Each entry here needs to be set down again exactly, please; pictures are left out.

******************************

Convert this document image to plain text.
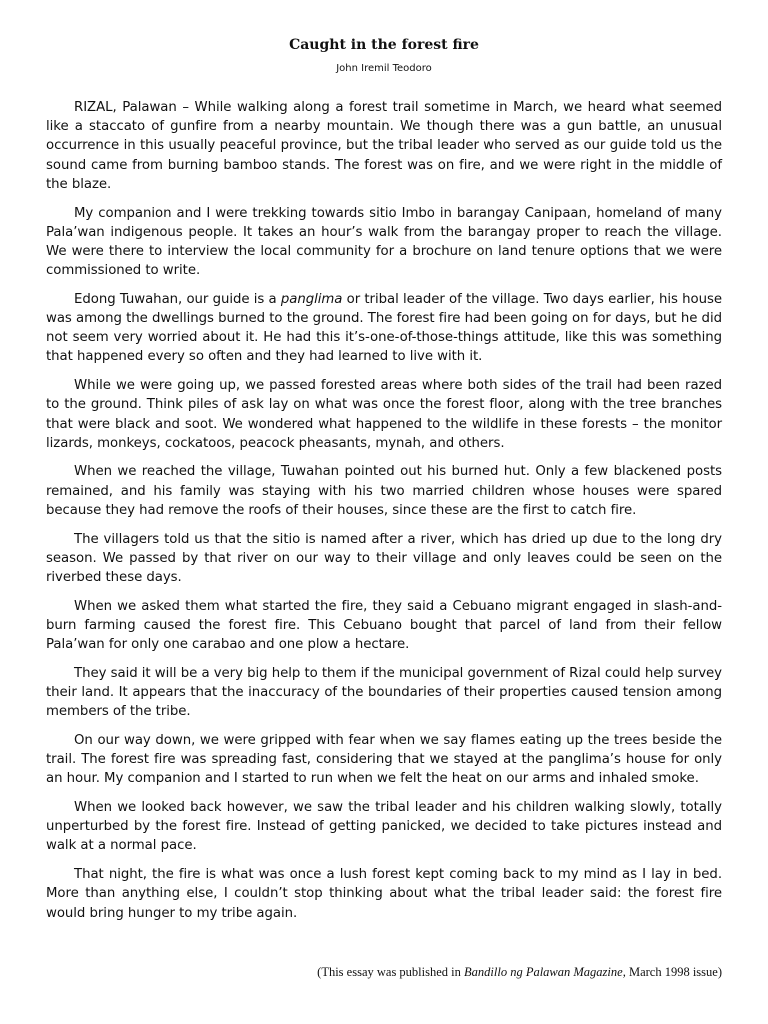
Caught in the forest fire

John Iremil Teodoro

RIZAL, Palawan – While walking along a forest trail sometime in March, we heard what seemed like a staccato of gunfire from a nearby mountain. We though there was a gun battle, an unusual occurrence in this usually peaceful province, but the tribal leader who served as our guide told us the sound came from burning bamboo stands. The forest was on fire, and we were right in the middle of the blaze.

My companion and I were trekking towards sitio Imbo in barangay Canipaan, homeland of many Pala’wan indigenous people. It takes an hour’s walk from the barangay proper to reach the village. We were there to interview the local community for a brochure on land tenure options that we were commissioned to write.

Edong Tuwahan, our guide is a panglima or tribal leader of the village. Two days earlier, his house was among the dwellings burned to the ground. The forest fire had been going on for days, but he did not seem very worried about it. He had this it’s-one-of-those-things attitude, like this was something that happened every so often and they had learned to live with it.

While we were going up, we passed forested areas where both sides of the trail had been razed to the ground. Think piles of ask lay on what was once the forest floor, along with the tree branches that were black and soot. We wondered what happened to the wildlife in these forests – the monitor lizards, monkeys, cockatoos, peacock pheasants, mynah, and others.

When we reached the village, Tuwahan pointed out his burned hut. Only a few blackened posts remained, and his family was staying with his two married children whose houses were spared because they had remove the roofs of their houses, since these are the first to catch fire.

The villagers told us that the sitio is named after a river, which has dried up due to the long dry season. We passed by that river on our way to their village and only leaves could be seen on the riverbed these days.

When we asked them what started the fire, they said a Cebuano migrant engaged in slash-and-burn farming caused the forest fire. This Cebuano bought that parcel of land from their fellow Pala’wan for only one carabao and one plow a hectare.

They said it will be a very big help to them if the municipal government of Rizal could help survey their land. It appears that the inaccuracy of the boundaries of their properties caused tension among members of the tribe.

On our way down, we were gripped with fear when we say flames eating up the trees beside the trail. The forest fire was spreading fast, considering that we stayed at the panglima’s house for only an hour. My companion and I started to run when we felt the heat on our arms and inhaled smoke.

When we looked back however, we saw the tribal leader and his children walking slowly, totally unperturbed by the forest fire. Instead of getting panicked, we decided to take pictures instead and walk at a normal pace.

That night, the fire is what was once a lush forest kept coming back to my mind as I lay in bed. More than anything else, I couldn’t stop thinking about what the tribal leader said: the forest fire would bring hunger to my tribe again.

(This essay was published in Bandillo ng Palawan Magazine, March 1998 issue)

******************************

__Answer__:
Convert this document image to plain text.
Caught in the forest fire

John Iremil Teodoro

RIZAL, Palawan – While walking along a forest trail sometime in March, we heard what seemed like a staccato of gunfire from a nearby mountain. We though there was a gun battle, an unusual occurrence in this usually peaceful province, but the tribal leader who served as our guide told us the sound came from burning bamboo stands. The forest was on fire, and we were right in the middle of the blaze.

My companion and I were trekking towards sitio Imbo in barangay Canipaan, homeland of many Pala’wan indigenous people. It takes an hour’s walk from the barangay proper to reach the village. We were there to interview the local community for a brochure on land tenure options that we were commissioned to write.

Edong Tuwahan, our guide is a panglima or tribal leader of the village. Two days earlier, his house was among the dwellings burned to the ground. The forest fire had been going on for days, but he did not seem very worried about it. He had this it’s-one-of-those-things attitude, like this was something that happened every so often and they had learned to live with it.

While we were going up, we passed forested areas where both sides of the trail had been razed to the ground. Think piles of ask lay on what was once the forest floor, along with the tree branches that were black and soot. We wondered what happened to the wildlife in these forests – the monitor lizards, monkeys, cockatoos, peacock pheasants, mynah, and others.

When we reached the village, Tuwahan pointed out his burned hut. Only a few blackened posts remained, and his family was staying with his two married children whose houses were spared because they had remove the roofs of their houses, since these are the first to catch fire.

The villagers told us that the sitio is named after a river, which has dried up due to the long dry season. We passed by that river on our way to their village and only leaves could be seen on the riverbed these days.

When we asked them what started the fire, they said a Cebuano migrant engaged in slash-and-burn farming caused the forest fire. This Cebuano bought that parcel of land from their fellow Pala’wan for only one carabao and one plow a hectare.

They said it will be a very big help to them if the municipal government of Rizal could help survey their land. It appears that the inaccuracy of the boundaries of their properties caused tension among members of the tribe.

On our way down, we were gripped with fear when we say flames eating up the trees beside the trail. The forest fire was spreading fast, considering that we stayed at the panglima’s house for only an hour. My companion and I started to run when we felt the heat on our arms and inhaled smoke.

When we looked back however, we saw the tribal leader and his children walking slowly, totally unperturbed by the forest fire. Instead of getting panicked, we decided to take pictures instead and walk at a normal pace.

That night, the fire is what was once a lush forest kept coming back to my mind as I lay in bed. More than anything else, I couldn’t stop thinking about what the tribal leader said: the forest fire would bring hunger to my tribe again.

(This essay was published in Bandillo ng Palawan Magazine, March 1998 issue)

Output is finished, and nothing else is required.